Provided data:

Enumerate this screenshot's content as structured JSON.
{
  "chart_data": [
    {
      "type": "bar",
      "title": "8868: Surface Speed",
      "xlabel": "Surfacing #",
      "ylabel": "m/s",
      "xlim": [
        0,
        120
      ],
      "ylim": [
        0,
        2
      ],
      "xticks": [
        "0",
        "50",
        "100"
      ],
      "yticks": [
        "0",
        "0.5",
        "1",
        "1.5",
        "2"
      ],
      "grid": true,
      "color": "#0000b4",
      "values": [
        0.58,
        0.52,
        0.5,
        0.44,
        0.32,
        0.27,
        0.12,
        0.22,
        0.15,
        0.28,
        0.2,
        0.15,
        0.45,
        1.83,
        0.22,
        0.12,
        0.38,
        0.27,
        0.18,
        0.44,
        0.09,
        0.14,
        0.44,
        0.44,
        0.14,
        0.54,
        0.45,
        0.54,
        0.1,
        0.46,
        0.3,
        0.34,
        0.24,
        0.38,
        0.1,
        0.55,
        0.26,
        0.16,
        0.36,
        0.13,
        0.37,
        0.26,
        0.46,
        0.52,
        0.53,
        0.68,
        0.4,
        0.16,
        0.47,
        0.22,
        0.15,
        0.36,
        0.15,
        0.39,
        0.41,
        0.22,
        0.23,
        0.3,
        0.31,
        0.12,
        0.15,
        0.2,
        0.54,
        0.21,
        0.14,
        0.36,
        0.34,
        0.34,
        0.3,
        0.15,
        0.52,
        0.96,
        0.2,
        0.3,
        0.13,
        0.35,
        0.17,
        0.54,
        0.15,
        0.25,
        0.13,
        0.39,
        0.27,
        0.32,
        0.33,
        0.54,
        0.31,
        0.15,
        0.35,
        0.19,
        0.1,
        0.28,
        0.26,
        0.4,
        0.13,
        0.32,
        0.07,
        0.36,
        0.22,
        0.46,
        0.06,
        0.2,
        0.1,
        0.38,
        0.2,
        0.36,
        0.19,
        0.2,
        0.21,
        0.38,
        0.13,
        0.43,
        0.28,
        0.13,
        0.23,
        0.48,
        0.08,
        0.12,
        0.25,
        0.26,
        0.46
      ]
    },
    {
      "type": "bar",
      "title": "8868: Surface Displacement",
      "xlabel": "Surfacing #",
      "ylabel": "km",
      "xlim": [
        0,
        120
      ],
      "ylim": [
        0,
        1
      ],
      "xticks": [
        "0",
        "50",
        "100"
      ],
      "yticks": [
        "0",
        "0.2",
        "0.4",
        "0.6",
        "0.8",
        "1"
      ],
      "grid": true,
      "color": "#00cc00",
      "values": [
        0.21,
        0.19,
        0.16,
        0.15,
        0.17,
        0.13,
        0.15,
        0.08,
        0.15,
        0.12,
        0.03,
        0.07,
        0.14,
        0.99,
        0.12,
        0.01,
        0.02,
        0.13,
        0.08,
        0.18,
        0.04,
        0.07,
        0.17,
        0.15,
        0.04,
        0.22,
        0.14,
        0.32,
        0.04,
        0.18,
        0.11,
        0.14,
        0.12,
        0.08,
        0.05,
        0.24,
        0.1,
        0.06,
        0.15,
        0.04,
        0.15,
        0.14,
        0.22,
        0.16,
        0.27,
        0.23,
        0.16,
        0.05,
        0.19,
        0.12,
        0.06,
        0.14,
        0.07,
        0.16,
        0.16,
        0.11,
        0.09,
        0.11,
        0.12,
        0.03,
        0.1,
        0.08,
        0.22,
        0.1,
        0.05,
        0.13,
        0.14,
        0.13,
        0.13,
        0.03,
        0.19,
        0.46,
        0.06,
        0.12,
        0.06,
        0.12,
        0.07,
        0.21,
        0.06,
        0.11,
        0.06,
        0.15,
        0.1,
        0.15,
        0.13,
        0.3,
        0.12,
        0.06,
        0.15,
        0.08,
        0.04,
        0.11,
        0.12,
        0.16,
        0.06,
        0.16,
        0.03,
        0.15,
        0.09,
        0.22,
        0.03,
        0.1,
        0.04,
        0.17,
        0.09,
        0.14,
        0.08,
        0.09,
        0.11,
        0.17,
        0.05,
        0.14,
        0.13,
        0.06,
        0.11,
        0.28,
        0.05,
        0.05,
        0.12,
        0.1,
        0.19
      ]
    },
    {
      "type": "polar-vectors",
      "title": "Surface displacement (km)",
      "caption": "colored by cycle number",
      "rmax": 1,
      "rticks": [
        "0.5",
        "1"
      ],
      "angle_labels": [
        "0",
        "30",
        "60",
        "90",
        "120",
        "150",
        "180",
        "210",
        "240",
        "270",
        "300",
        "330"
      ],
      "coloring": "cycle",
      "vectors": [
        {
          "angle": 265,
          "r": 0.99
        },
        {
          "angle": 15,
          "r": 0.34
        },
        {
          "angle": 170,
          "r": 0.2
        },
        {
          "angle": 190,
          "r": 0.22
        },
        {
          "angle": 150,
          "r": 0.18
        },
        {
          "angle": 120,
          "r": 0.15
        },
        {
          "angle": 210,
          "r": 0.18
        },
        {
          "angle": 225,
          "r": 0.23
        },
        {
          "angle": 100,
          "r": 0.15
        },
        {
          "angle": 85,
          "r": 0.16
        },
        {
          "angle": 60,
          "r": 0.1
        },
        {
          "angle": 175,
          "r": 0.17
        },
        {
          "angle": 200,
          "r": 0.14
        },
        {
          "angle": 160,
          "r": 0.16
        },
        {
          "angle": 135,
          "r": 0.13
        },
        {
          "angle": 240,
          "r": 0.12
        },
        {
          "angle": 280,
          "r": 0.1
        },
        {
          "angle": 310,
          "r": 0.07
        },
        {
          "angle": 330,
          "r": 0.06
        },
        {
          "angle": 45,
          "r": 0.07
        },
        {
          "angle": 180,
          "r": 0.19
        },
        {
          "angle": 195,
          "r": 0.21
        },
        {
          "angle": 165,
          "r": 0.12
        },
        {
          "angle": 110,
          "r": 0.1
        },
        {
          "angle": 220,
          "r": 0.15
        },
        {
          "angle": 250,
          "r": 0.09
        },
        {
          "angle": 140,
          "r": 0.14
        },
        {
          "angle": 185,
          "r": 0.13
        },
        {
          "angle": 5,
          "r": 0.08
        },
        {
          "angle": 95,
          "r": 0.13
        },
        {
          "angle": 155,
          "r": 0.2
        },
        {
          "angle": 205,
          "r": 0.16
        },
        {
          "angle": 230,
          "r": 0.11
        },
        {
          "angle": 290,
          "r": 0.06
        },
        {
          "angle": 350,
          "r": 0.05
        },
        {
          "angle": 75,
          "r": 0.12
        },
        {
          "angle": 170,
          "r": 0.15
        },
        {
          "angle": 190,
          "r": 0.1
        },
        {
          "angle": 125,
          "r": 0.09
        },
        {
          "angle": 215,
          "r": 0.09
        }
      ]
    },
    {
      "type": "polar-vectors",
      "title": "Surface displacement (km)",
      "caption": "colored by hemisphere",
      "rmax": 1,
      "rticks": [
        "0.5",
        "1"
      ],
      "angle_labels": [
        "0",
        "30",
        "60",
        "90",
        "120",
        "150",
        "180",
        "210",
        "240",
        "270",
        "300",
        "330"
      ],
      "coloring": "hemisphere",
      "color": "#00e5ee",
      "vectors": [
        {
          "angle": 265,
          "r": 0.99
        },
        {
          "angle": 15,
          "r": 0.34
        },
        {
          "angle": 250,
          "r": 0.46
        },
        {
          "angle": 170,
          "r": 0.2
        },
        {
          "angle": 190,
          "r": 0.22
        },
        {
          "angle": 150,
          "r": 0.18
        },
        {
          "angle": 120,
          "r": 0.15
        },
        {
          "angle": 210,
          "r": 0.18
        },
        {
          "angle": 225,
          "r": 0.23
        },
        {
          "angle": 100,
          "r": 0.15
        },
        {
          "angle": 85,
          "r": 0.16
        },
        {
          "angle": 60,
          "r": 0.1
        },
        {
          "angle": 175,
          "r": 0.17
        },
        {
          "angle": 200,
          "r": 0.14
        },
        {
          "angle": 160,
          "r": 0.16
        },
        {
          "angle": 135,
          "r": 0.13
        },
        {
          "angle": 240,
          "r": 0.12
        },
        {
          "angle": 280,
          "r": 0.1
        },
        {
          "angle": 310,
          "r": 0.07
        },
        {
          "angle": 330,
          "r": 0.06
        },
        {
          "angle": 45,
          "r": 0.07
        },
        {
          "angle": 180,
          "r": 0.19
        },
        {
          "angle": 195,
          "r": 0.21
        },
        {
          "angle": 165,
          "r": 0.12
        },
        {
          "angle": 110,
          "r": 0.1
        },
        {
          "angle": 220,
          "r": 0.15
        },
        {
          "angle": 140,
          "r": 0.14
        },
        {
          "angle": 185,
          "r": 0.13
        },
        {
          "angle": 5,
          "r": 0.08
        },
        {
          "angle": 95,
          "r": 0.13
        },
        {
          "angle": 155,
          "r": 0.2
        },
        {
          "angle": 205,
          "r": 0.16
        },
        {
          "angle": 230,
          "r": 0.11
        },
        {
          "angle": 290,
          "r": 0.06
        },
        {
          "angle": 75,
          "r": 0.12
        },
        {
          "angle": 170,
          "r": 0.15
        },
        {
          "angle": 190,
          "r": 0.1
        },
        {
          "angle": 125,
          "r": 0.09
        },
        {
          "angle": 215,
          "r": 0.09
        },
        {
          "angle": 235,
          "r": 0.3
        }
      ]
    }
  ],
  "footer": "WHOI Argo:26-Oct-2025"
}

What you should do:
Using the listing above, locate the lines that hold "colored" and copy each one.

Answer below:
      "caption": "colored by cycle number",
      "caption": "colored by hemisphere",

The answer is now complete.